"Redacted" a shocking and deeply moving Iraq drama
By Ray Bennett
VENICE, Italy (Hollywood Reporter) - Veteran director Brian De Palma's filmmaking skills seldom have been as razor-sharp as they are in his sensational new film, "Redacted," about members of a U.S. Army squad who rape and murder a 15-year-old Iraqi girl and slay her family.
Made on HD video and employing images from digital cameras, video recorders, Internet uploads and old-fashioned film, De Palma's movie is a ferocious argument against the engagement in Iraq for what it is doing to everyone involved.
The harrowing film should find responsive audiences everywhere. It screened in competition at the Venice International Film Festival.
Made so expertly that it appears to be assembled from genuine footage, the film details the extraordinary psychological pressure suffered by young soldiers on checkpoint duty in occupied areas of Iraq. It then follows one unit as two of its members skew monstrously out of control.
De Palma's screenplay is outstanding, and he draws wonderfully naturalistic performances from his youthful cast. While sympathetic to the young men who lose their way in horrible circumstances, the film is nevertheless unflinching in its depiction of the horrors that can result.

#### EXERCISE TASKS
**a)** Restate the "Redacted" review word for word, beginning at the words "Made on HD video" and stopping after "to everyone involved.".
**b)** Answer these questions about the "Redacted" review.
(i) How old is the Iraqi girl in the film's story?
(ii) On what format was the film made?
(iii) At which festival did the film screen in competition?
**c)** Extend the review of Brian De Palma's "Redacted" from the point where it stops.
The lines after this review come from a separate source.

#### RAW DATA
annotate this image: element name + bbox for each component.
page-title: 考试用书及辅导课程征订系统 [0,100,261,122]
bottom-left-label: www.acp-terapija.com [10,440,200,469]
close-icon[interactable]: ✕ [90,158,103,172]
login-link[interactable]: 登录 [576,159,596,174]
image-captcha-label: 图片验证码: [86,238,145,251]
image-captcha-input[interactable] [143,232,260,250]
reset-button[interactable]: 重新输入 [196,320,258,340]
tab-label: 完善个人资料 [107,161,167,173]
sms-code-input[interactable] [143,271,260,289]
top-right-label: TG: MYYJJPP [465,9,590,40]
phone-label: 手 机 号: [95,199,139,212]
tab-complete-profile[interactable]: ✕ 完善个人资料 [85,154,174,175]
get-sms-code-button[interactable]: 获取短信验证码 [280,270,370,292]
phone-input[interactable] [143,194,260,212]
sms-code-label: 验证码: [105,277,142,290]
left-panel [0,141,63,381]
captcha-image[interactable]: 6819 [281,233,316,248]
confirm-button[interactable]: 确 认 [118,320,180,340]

#### ANSWERS TO THE EXERCISE
**a)**
Made on HD video and employing images from digital cameras, video recorders, Internet uploads and old-fashioned film, De Palma's movie is a ferocious argument against the engagement in Iraq for what it is doing to everyone involved.

**b)**
(i) She is 15 years old.
(ii) HD video.
(iii) The Venice International Film Festival.

**c)**
A fictional story based on real events, "Redacted" distills images from an array of sources to tell its story, beginning with those captured by Angel Salazar (Izzy Diaz), a young soldier who hopes the footage will buy his way into film school. Clean-cut Lawyer McCoy (Rob Devaney) also wields a video camera, but Salazar goes to extremes making a daily record of almost everything he sees.
That includes conversation with the other guys in the unit: Reno Flake (Patrick Carroll), a doper whose name is apt; B.B. Rush (Daniel Stewart Sherman), a blowhard with a lot of body fat; Gabe Blix (Kel O'Neill), who likes to read John O'Hara; and two sergeants, Sweet (Ty Jones) and Vazques (Mike Figueroa). They goof around for the camera off-duty. Salazar even records them on-duty, so when one is blown to pieces by a bomb left in roadside trash, he gets it all.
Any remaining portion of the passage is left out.